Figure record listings
┌──

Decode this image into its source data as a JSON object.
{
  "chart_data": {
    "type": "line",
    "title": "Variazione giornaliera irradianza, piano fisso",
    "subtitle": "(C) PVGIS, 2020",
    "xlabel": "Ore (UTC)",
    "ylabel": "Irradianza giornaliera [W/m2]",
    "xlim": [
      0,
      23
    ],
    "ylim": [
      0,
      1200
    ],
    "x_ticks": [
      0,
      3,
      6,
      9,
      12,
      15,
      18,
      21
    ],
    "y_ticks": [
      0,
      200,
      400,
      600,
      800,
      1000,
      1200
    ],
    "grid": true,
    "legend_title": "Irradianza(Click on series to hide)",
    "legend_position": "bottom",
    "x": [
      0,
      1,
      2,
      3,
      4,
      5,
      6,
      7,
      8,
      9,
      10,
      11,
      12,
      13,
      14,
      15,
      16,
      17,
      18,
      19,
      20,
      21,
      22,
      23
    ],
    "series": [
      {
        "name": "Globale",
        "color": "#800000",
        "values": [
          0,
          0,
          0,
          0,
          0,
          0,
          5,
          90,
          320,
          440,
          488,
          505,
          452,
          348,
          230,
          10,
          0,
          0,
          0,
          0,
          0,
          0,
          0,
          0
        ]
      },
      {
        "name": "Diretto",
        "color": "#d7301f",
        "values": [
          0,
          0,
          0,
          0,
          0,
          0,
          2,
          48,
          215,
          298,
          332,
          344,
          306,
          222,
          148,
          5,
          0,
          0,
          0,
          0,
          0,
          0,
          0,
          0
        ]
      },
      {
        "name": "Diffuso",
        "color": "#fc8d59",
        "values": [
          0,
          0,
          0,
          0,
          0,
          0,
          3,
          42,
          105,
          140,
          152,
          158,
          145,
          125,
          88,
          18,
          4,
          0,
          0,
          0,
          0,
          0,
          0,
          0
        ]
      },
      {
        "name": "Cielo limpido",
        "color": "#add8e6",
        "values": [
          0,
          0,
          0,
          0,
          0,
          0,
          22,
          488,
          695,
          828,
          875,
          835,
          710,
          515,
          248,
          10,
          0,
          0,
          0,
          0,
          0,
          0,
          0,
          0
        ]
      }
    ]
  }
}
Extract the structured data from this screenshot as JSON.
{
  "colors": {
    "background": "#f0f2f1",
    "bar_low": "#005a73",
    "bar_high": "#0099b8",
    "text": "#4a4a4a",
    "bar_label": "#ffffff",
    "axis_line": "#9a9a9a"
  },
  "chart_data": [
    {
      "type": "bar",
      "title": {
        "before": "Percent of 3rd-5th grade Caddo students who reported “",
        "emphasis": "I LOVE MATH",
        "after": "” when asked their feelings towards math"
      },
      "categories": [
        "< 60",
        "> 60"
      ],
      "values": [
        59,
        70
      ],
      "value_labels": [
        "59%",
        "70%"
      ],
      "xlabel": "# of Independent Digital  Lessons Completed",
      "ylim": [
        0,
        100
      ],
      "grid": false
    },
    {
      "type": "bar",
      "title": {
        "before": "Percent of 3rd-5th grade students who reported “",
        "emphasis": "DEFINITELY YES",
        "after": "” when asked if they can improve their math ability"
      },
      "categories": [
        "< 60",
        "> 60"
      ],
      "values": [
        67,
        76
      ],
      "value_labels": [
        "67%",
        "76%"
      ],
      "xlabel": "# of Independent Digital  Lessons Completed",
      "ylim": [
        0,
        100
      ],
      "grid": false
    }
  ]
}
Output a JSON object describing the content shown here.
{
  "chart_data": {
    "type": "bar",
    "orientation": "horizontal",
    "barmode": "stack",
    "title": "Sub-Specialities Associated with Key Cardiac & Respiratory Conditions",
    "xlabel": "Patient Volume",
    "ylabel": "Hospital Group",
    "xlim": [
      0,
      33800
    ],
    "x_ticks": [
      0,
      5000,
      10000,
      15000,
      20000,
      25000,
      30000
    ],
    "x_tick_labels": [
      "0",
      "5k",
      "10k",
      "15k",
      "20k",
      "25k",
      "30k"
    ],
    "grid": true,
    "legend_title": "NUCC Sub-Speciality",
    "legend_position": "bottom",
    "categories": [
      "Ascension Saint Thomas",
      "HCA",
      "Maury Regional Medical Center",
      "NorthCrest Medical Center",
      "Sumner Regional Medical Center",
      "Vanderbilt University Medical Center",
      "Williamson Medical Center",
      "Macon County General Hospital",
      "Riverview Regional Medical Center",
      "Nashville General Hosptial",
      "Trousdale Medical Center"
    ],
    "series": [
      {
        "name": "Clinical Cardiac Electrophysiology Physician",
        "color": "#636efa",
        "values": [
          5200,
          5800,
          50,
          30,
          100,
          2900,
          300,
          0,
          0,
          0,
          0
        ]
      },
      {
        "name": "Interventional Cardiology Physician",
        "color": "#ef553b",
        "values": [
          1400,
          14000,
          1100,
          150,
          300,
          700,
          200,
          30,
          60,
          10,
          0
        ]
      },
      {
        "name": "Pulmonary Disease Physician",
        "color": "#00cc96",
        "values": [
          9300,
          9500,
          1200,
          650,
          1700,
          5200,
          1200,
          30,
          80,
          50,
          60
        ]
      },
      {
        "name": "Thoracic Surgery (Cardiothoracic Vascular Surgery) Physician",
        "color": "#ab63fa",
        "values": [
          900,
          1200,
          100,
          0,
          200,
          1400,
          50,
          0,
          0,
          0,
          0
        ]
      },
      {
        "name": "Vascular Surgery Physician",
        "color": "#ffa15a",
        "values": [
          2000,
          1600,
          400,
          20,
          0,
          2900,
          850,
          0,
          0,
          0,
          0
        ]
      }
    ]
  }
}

└──

■ Task goal
Gather each line in the data that holds the string "asked".

■ Written response
        "after": "” when asked their feelings towards math"
        "after": "” when asked if they can improve their math ability"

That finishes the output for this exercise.